- **Challenge**
Every line below that mentions the word "اللغة" should be copied out.

=-=-=

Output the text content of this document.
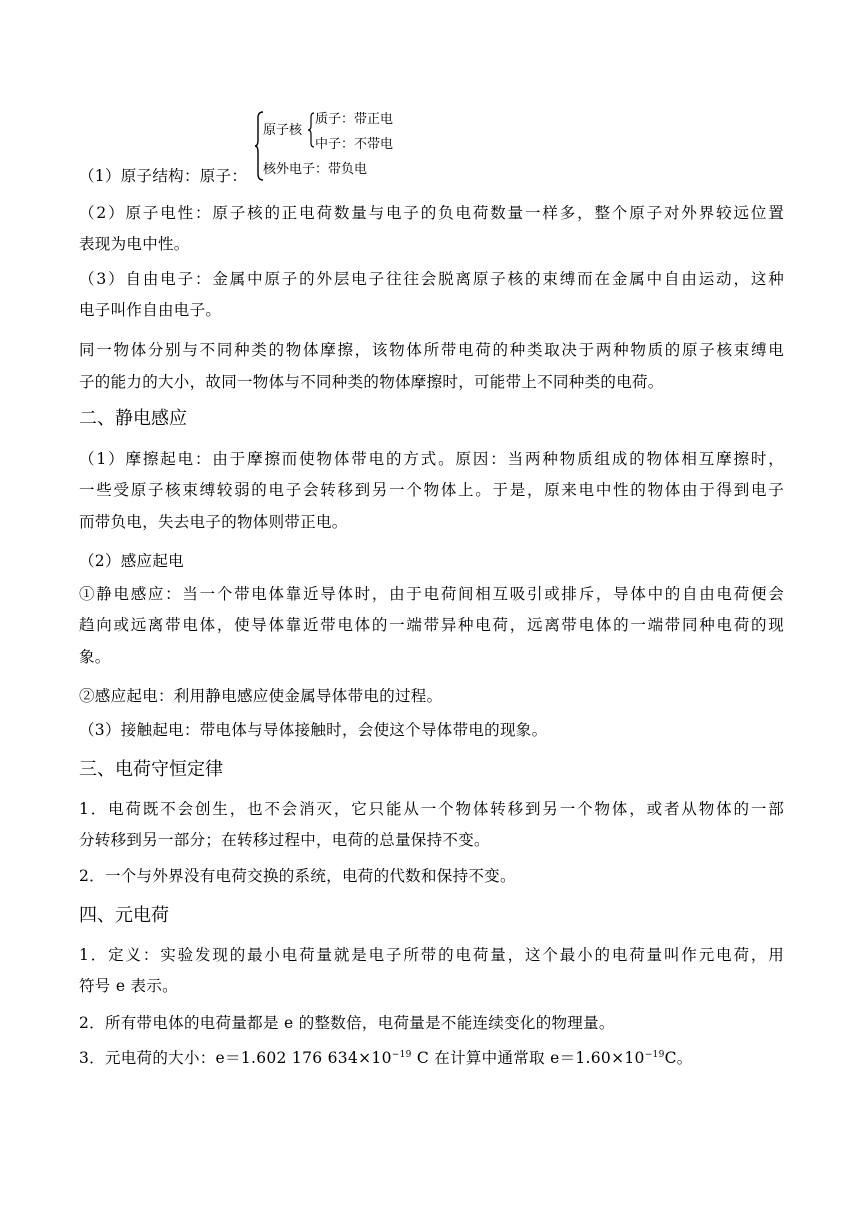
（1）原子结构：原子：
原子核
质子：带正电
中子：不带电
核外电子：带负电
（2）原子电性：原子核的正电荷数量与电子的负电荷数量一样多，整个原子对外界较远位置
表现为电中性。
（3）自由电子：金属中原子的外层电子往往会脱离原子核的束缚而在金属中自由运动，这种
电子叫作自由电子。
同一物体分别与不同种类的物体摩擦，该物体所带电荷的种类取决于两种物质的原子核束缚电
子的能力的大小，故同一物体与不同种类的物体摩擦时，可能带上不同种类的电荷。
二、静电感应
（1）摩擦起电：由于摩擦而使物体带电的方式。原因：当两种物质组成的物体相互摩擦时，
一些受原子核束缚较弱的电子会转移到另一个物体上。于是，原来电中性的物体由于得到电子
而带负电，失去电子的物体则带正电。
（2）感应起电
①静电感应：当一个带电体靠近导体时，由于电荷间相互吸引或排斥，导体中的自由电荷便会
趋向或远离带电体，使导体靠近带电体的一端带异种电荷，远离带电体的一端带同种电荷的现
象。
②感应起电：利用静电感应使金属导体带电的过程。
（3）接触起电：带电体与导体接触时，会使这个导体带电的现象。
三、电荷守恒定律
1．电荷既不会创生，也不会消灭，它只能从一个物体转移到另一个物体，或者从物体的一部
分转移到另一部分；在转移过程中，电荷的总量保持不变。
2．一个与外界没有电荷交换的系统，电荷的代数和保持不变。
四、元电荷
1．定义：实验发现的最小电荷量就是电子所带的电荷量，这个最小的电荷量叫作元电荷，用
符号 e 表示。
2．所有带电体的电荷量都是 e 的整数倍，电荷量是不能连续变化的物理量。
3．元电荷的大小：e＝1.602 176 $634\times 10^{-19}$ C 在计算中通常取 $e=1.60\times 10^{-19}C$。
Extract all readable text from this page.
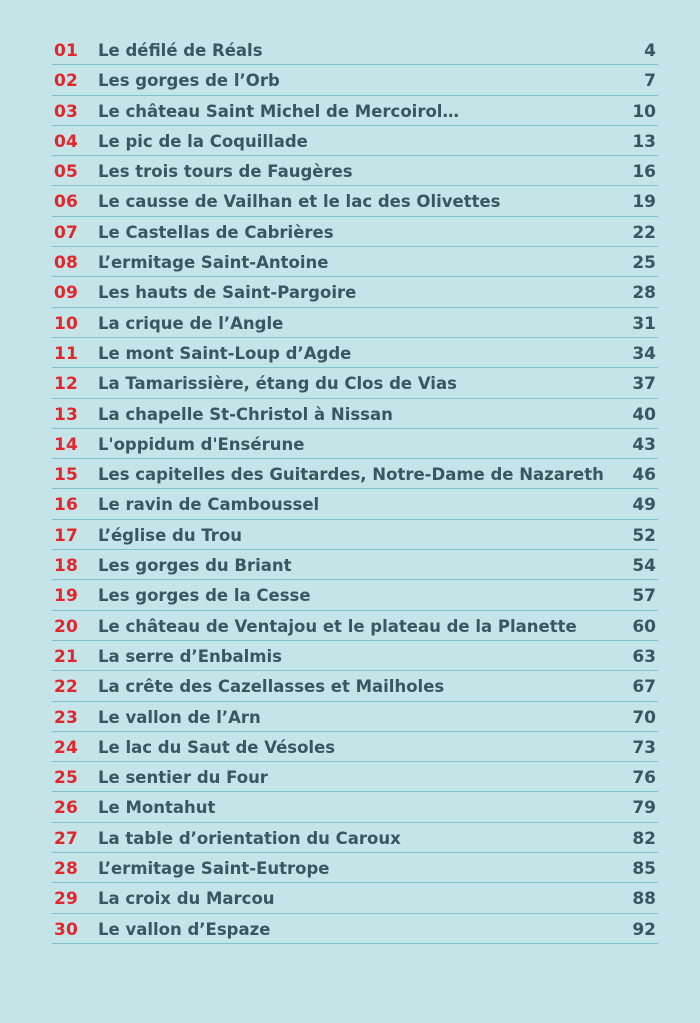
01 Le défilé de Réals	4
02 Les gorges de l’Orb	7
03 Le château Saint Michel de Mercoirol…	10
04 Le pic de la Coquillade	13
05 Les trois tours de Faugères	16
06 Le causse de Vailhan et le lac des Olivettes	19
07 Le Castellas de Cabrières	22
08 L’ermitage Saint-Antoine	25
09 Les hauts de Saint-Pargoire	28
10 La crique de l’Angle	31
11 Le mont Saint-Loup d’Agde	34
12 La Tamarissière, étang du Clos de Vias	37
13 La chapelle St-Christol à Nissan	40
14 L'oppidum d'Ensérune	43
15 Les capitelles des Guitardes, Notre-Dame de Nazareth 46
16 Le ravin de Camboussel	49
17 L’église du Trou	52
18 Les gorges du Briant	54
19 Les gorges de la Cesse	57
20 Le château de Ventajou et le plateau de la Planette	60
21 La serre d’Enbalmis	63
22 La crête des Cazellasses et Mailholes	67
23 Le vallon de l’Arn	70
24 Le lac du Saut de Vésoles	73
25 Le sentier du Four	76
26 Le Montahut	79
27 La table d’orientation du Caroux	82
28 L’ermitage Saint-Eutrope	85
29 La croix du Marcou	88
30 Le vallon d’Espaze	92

=-=-=

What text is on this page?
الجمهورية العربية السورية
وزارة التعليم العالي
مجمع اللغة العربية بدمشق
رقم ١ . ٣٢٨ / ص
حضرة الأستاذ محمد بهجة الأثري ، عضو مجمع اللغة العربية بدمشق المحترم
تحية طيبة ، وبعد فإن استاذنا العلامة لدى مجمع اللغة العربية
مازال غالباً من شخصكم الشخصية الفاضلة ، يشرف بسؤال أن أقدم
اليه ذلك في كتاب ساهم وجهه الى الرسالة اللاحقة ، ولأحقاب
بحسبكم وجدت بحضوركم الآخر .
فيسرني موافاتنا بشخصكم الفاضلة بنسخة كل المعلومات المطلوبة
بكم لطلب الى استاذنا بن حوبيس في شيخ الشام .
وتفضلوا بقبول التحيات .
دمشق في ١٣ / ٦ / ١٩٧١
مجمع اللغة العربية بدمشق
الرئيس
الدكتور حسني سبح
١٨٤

=-=-=

- **Full solution**
مجمع اللغة العربية بدمشق
حضرة الأستاذ محمد بهجة الأثري ، عضو مجمع اللغة العربية بدمشق المحترم
تحية طيبة ، وبعد فإن استاذنا العلامة لدى مجمع اللغة العربية
مجمع اللغة العربية بدمشق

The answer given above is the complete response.